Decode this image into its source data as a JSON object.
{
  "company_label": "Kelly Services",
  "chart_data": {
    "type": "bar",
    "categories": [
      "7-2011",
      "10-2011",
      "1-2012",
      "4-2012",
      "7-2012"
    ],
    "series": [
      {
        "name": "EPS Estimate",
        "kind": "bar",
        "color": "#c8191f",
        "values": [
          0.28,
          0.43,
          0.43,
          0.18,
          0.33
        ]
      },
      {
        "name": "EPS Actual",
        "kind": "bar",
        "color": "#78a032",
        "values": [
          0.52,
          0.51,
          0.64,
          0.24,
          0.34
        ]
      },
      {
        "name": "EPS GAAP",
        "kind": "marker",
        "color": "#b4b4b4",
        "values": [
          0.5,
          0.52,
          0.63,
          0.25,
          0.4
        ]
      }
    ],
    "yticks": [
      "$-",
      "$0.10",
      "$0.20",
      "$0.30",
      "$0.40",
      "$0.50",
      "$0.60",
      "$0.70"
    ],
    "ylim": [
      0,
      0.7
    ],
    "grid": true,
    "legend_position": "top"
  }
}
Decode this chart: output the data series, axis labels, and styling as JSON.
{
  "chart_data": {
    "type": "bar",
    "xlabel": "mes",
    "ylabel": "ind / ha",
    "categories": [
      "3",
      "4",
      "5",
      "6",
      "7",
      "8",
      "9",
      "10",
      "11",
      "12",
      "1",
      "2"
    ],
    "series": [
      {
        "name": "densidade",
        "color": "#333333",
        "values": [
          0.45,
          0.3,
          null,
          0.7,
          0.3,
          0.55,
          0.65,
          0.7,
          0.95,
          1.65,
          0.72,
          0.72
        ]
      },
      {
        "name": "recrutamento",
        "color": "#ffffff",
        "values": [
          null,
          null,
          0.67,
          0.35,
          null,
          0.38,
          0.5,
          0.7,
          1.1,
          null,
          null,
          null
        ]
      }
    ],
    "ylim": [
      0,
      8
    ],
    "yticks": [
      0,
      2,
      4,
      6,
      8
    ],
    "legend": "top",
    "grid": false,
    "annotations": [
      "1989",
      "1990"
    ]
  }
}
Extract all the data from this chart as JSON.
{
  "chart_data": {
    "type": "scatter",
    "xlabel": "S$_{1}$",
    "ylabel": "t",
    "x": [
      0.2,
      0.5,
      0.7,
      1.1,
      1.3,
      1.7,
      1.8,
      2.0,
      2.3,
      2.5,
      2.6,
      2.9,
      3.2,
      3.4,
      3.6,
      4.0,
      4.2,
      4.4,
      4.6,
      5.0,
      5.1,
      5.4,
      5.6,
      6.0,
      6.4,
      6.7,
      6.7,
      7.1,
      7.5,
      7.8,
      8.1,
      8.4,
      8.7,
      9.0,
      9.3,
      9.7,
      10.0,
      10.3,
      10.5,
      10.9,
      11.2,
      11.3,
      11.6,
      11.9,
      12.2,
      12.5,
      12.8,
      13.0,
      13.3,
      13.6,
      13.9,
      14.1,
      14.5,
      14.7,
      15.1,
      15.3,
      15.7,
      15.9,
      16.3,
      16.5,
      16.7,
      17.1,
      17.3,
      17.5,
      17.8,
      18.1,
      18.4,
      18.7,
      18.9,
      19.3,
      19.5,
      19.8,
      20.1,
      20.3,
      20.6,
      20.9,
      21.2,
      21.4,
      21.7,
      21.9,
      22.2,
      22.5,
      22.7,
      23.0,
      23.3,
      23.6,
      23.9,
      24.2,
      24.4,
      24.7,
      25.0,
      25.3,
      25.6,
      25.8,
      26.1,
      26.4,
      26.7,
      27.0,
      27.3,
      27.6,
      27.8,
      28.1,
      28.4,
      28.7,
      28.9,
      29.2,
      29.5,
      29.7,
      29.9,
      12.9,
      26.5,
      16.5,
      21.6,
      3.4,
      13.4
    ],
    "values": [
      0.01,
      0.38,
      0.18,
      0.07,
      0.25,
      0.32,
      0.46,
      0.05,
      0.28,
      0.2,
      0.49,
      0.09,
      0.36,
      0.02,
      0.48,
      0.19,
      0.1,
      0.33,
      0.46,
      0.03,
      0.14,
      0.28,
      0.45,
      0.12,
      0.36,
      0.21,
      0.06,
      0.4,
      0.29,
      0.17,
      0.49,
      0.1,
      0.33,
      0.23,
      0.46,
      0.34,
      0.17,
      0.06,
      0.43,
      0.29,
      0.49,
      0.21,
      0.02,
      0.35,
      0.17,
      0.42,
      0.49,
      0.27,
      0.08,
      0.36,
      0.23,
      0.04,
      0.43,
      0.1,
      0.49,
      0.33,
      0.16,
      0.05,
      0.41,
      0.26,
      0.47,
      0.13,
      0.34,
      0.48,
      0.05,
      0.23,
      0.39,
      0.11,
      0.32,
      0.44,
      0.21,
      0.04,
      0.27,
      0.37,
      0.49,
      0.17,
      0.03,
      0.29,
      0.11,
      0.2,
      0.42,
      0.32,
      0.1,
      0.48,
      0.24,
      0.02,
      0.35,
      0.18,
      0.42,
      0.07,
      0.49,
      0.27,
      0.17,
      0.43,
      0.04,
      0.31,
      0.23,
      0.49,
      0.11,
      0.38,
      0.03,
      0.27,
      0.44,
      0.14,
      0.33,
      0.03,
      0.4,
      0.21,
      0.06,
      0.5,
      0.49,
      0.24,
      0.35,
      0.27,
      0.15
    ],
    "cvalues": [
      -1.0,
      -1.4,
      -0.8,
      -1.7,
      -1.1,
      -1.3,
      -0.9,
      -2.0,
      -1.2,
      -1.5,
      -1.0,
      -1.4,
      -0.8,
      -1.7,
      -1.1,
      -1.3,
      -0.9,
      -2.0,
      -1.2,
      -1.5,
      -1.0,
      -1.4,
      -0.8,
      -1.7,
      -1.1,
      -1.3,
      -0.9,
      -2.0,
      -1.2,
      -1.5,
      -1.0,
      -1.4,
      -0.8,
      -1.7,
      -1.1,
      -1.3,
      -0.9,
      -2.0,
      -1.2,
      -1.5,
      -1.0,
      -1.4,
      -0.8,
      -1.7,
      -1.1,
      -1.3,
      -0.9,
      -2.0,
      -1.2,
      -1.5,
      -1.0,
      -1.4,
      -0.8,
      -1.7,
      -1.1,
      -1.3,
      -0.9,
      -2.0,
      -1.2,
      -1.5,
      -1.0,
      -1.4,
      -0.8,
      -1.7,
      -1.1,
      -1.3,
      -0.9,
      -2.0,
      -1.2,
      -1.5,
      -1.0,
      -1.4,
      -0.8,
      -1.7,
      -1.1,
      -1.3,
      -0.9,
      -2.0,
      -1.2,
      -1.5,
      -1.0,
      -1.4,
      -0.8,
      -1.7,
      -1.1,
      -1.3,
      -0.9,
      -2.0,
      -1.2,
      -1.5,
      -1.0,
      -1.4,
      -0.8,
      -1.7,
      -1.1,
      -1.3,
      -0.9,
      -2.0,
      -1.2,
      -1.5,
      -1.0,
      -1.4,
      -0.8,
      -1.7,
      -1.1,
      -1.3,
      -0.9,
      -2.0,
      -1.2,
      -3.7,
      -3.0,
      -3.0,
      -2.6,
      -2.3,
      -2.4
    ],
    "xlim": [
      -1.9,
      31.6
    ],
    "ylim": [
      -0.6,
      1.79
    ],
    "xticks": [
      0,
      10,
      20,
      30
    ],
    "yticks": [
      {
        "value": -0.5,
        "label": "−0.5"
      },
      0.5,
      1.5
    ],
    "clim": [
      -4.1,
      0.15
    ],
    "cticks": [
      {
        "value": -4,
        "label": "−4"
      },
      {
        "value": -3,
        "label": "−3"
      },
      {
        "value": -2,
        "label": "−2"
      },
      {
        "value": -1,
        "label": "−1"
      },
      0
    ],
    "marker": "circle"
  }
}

※

» The exercise
State the number of lines in these entries that include the string "JSON". Provide nothing beyond that number.

» Correct output
3